_TAREA_. Traduce al inglés esta oración del fragmento del texto: «El lunes por la tarde me tocó.»

El lunes por la tarde me tocó. Fue una situación como en
aquella película de Jerry Lewis en la que el tipo es el último mono de la
oficialidad en la tripulación de un submarino y por una sucesión de vacaciones
el capitán pasa el mando al segundo, este al que viene después y así hasta
llegar a Jerry quien, con ser el último de la cadena, se tiene que quedar con
el mando en cuestión. Pues algo así me pasó a mí, “el doctor” – nuestro amo y
señor – tenía una reunión en Brasilia a la que no le era posible asistir así es
que le endilgó el marrón a mi jefe quien a su vez tenía otros huevos que freír
en Madrid así es que me pasó la patata caliente a mí y como no era cuestión de
cedérsela a la becaria que es el único ente bípedo que queda por debajo de mi
jerarquía en esta precaria cadena de mando, no me quedó otra que marchar al
país de la samba. Eso sí, conseguí que al menos me facturasen en business lo cual ha sido de gran unción
por, aparte de las razones obvias, el episodio que más adelante relataré.

_ÍTEMS_.
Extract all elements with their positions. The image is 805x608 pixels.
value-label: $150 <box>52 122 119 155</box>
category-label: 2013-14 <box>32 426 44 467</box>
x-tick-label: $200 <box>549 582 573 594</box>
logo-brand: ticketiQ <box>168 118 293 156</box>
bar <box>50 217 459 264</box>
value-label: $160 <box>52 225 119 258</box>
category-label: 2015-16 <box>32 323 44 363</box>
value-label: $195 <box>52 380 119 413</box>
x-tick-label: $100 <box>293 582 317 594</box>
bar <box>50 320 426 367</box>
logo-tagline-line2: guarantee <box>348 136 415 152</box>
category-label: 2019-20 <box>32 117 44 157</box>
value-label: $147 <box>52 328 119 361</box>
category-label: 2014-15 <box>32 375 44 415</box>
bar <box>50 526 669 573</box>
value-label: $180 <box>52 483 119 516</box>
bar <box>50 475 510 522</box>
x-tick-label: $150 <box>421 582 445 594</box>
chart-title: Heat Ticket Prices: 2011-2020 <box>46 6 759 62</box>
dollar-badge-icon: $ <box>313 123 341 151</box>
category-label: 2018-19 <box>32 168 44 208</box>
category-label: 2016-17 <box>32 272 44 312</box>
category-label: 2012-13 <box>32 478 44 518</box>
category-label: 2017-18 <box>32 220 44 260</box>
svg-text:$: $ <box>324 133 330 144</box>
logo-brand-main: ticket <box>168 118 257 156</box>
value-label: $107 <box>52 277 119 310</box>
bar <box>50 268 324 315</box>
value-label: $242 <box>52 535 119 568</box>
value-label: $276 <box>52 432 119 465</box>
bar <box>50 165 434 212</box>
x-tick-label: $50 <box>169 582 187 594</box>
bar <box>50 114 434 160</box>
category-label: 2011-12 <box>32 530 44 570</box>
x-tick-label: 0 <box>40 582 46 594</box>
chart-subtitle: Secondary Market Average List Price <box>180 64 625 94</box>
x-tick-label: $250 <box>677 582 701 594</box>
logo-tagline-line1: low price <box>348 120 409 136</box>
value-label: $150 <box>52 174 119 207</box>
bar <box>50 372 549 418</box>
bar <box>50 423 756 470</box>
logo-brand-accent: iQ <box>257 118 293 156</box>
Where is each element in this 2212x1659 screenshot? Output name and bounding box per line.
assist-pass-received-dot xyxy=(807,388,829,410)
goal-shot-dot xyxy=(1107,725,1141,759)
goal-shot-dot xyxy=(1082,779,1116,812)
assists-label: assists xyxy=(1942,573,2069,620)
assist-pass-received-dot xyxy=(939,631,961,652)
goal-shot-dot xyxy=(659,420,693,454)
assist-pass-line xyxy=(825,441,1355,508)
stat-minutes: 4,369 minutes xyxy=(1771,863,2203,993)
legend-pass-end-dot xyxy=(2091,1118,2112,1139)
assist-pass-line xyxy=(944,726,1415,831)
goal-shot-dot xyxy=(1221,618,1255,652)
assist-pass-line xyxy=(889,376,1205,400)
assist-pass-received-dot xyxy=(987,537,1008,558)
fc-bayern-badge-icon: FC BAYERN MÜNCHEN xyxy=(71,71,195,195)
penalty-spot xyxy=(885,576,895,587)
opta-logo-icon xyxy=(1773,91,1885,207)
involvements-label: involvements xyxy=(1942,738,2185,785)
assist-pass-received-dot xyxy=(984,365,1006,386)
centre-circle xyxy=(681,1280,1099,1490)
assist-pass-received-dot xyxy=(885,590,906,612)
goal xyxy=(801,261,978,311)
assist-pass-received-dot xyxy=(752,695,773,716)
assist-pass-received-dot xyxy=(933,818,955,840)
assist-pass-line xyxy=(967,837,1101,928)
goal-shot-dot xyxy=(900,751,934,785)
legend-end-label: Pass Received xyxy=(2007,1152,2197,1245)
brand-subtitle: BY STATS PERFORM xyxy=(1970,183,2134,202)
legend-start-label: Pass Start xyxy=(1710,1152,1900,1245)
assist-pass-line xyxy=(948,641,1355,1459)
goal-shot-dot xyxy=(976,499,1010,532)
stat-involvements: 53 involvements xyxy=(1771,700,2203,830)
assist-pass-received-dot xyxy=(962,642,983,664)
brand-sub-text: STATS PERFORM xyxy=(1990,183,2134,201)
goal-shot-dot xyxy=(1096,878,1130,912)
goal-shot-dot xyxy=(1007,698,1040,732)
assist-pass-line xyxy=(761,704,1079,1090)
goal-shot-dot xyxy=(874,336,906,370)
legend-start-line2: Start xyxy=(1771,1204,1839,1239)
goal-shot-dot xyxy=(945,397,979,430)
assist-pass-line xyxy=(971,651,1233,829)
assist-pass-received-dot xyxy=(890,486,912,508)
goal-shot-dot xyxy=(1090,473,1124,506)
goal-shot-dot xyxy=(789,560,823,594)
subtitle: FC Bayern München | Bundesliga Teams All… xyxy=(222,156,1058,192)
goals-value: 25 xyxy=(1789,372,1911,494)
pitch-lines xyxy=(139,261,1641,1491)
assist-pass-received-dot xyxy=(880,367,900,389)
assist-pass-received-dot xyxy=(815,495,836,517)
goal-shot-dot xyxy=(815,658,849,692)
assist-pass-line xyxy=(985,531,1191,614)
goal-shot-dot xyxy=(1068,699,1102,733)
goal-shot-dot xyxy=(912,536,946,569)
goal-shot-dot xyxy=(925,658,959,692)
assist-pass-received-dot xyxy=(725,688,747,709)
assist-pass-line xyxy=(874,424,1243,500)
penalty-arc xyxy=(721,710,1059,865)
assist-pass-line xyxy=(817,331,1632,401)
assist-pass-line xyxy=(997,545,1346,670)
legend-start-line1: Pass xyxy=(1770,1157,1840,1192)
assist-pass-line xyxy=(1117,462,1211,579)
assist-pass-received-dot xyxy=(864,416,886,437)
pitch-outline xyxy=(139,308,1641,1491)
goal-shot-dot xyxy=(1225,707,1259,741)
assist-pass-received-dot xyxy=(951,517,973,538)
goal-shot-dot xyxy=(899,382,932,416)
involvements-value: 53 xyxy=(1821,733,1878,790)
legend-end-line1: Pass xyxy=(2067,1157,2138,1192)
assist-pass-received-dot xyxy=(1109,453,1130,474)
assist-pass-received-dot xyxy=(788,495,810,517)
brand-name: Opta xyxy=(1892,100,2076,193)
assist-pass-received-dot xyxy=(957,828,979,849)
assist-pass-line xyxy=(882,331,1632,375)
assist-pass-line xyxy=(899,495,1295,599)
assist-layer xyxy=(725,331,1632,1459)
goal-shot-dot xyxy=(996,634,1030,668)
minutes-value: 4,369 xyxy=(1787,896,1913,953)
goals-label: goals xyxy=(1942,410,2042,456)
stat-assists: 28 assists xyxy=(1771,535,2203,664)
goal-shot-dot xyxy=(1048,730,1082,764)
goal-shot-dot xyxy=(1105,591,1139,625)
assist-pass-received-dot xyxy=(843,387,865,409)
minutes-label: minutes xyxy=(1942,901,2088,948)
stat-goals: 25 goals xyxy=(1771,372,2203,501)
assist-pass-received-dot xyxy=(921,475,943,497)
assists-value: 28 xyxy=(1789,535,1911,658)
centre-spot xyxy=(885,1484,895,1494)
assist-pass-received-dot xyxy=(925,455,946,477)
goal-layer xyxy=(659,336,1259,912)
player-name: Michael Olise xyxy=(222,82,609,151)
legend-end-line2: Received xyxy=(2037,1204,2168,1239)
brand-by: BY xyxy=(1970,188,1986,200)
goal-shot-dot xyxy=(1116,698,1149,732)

_RESPUESTA ESPERADA_. On Monday afternoon, it fell to me.